From the entries below, extract every line that contains the string "gwas".
○ ○ ○ ○ ○ ○ ○
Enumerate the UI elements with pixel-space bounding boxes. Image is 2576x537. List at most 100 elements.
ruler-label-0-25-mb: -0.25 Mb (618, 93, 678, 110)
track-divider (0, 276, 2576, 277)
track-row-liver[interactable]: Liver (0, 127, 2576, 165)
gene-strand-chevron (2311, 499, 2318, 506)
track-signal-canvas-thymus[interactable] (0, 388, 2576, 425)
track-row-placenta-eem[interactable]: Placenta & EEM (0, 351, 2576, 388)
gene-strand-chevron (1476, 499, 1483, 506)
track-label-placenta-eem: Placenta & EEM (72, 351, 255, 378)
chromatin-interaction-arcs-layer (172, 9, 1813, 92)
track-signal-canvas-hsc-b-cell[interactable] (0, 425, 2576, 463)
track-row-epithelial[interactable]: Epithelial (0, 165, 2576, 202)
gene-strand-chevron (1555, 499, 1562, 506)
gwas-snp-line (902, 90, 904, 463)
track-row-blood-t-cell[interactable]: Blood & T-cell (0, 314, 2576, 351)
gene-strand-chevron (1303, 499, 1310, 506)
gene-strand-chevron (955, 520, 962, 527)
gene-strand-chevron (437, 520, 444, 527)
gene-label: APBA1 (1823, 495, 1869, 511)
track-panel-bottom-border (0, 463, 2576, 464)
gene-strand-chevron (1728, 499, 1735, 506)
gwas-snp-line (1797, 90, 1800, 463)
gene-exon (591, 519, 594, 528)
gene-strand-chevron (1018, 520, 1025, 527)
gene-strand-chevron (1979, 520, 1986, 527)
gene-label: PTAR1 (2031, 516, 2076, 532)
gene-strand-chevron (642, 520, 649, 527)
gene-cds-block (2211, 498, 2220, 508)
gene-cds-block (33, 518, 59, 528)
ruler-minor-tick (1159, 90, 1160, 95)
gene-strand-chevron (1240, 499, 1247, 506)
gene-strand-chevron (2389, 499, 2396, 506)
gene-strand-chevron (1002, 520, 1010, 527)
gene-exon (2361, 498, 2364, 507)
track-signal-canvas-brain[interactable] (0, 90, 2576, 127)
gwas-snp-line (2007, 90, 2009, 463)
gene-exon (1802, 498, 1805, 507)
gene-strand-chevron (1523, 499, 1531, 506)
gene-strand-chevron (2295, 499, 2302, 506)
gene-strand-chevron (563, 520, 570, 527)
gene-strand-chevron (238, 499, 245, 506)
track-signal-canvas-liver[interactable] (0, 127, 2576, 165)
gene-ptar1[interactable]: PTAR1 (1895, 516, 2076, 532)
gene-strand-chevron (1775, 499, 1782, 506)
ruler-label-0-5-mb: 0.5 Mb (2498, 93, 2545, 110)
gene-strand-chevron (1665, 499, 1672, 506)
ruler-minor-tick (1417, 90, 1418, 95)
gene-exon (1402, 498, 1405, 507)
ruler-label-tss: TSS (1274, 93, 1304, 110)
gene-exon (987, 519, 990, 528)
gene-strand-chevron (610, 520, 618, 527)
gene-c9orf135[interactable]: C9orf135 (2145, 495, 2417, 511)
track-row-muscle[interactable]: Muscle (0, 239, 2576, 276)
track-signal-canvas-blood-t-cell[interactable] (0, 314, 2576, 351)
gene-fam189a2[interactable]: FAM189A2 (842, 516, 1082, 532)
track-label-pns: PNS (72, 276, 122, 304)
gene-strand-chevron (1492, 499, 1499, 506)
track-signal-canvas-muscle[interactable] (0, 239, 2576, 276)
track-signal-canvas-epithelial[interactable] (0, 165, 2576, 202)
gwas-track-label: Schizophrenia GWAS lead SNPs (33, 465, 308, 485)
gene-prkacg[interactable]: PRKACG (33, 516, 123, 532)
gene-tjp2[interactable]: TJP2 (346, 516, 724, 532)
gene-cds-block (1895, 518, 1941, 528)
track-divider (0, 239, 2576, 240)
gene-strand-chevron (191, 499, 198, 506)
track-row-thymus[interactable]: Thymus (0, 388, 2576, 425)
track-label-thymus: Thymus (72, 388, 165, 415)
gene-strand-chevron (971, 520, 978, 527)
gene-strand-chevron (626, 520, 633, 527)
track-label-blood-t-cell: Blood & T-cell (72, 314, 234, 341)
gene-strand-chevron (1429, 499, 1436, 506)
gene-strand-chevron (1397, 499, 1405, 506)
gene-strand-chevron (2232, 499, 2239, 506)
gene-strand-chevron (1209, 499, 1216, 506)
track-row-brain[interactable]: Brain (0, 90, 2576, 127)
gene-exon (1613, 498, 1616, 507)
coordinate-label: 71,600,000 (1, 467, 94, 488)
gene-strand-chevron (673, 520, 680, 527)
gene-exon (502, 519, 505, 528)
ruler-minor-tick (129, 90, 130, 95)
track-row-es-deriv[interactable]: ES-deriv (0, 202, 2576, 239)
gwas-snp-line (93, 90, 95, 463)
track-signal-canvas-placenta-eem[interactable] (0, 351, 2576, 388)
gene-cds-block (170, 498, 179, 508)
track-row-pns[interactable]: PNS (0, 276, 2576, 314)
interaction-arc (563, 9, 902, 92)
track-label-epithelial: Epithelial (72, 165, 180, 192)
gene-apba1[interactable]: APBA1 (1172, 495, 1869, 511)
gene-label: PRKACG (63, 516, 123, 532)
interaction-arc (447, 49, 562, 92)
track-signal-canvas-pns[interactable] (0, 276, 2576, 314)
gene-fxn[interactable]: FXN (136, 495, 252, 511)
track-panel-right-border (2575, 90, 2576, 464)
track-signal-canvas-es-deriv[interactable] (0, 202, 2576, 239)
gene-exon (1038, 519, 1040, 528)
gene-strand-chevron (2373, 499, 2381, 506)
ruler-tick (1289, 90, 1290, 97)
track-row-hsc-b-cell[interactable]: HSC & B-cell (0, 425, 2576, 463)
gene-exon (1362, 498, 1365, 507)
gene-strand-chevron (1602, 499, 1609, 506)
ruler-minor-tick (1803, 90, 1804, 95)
○ ○ ○ ○ ○ ○ ○
_Written solution_
gwas-snp-line (902, 90, 904, 463)
gwas-snp-line (1797, 90, 1800, 463)
gwas-snp-line (2007, 90, 2009, 463)
gwas-track-label: Schizophrenia GWAS lead SNPs (33, 465, 308, 485)
gwas-snp-line (93, 90, 95, 463)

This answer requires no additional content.